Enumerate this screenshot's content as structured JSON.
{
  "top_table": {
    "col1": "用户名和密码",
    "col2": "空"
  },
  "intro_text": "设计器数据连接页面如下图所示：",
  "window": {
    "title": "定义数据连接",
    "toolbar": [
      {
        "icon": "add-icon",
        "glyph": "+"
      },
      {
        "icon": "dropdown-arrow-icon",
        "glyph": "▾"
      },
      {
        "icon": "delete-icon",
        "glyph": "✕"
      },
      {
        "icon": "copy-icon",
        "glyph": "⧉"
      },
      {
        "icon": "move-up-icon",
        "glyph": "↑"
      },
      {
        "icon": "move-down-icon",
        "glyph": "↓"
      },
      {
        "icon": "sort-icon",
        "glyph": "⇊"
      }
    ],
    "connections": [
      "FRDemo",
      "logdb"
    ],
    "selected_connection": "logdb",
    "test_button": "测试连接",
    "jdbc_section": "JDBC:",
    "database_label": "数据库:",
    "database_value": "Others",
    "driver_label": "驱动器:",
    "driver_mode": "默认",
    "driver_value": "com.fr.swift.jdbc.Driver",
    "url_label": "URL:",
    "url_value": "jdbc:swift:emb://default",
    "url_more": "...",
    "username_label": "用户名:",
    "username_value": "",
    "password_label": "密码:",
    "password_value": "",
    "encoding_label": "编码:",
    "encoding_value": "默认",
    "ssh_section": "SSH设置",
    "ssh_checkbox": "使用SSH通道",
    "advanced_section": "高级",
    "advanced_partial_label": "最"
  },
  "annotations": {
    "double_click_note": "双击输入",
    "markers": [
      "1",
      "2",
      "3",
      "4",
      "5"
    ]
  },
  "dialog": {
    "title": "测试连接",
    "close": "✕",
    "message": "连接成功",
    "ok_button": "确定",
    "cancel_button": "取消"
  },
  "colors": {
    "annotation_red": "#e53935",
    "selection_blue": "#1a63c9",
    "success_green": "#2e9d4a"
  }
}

## Short problem
Recopy the entries above in their entirety, exactly.

## Response to this task
Enumerate this screenshot's content as structured JSON.
{
  "top_table": {
    "col1": "用户名和密码",
    "col2": "空"
  },
  "intro_text": "设计器数据连接页面如下图所示：",
  "window": {
    "title": "定义数据连接",
    "toolbar": [
      {
        "icon": "add-icon",
        "glyph": "+"
      },
      {
        "icon": "dropdown-arrow-icon",
        "glyph": "▾"
      },
      {
        "icon": "delete-icon",
        "glyph": "✕"
      },
      {
        "icon": "copy-icon",
        "glyph": "⧉"
      },
      {
        "icon": "move-up-icon",
        "glyph": "↑"
      },
      {
        "icon": "move-down-icon",
        "glyph": "↓"
      },
      {
        "icon": "sort-icon",
        "glyph": "⇊"
      }
    ],
    "connections": [
      "FRDemo",
      "logdb"
    ],
    "selected_connection": "logdb",
    "test_button": "测试连接",
    "jdbc_section": "JDBC:",
    "database_label": "数据库:",
    "database_value": "Others",
    "driver_label": "驱动器:",
    "driver_mode": "默认",
    "driver_value": "com.fr.swift.jdbc.Driver",
    "url_label": "URL:",
    "url_value": "jdbc:swift:emb://default",
    "url_more": "...",
    "username_label": "用户名:",
    "username_value": "",
    "password_label": "密码:",
    "password_value": "",
    "encoding_label": "编码:",
    "encoding_value": "默认",
    "ssh_section": "SSH设置",
    "ssh_checkbox": "使用SSH通道",
    "advanced_section": "高级",
    "advanced_partial_label": "最"
  },
  "annotations": {
    "double_click_note": "双击输入",
    "markers": [
      "1",
      "2",
      "3",
      "4",
      "5"
    ]
  },
  "dialog": {
    "title": "测试连接",
    "close": "✕",
    "message": "连接成功",
    "ok_button": "确定",
    "cancel_button": "取消"
  },
  "colors": {
    "annotation_red": "#e53935",
    "selection_blue": "#1a63c9",
    "success_green": "#2e9d4a"
  }
}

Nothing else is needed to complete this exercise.